Dataset records:
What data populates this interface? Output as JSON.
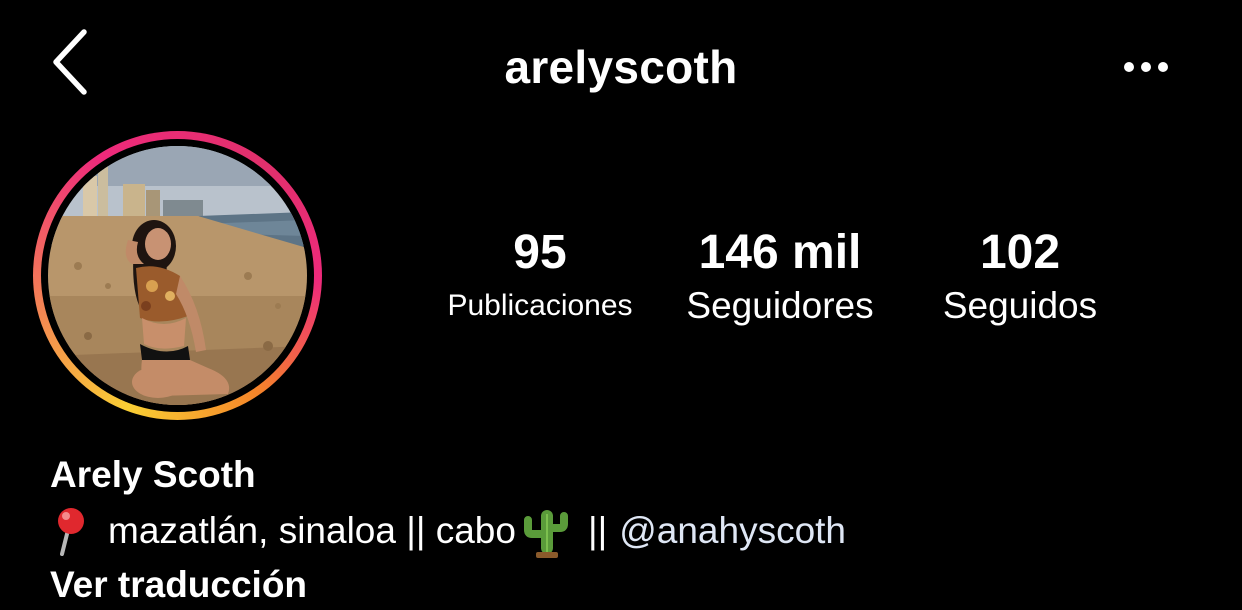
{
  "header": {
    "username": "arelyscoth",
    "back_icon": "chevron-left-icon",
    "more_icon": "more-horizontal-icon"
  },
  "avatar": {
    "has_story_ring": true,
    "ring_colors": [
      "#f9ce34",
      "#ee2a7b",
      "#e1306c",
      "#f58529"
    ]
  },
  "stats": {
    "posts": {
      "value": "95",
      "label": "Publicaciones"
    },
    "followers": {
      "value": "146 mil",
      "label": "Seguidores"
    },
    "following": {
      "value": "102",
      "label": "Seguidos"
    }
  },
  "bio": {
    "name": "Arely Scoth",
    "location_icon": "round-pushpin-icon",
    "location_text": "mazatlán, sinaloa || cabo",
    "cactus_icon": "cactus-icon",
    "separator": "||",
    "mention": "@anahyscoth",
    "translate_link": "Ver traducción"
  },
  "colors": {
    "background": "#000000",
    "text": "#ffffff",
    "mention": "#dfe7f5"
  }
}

_INSTRUCTION:_ Repeat the data exactly, without the pictures.

_ANSWER:_
What data populates this interface? Output as JSON.
{
  "header": {
    "username": "arelyscoth",
    "back_icon": "chevron-left-icon",
    "more_icon": "more-horizontal-icon"
  },
  "avatar": {
    "has_story_ring": true,
    "ring_colors": [
      "#f9ce34",
      "#ee2a7b",
      "#e1306c",
      "#f58529"
    ]
  },
  "stats": {
    "posts": {
      "value": "95",
      "label": "Publicaciones"
    },
    "followers": {
      "value": "146 mil",
      "label": "Seguidores"
    },
    "following": {
      "value": "102",
      "label": "Seguidos"
    }
  },
  "bio": {
    "name": "Arely Scoth",
    "location_icon": "round-pushpin-icon",
    "location_text": "mazatlán, sinaloa || cabo",
    "cactus_icon": "cactus-icon",
    "separator": "||",
    "mention": "@anahyscoth",
    "translate_link": "Ver traducción"
  },
  "colors": {
    "background": "#000000",
    "text": "#ffffff",
    "mention": "#dfe7f5"
  }
}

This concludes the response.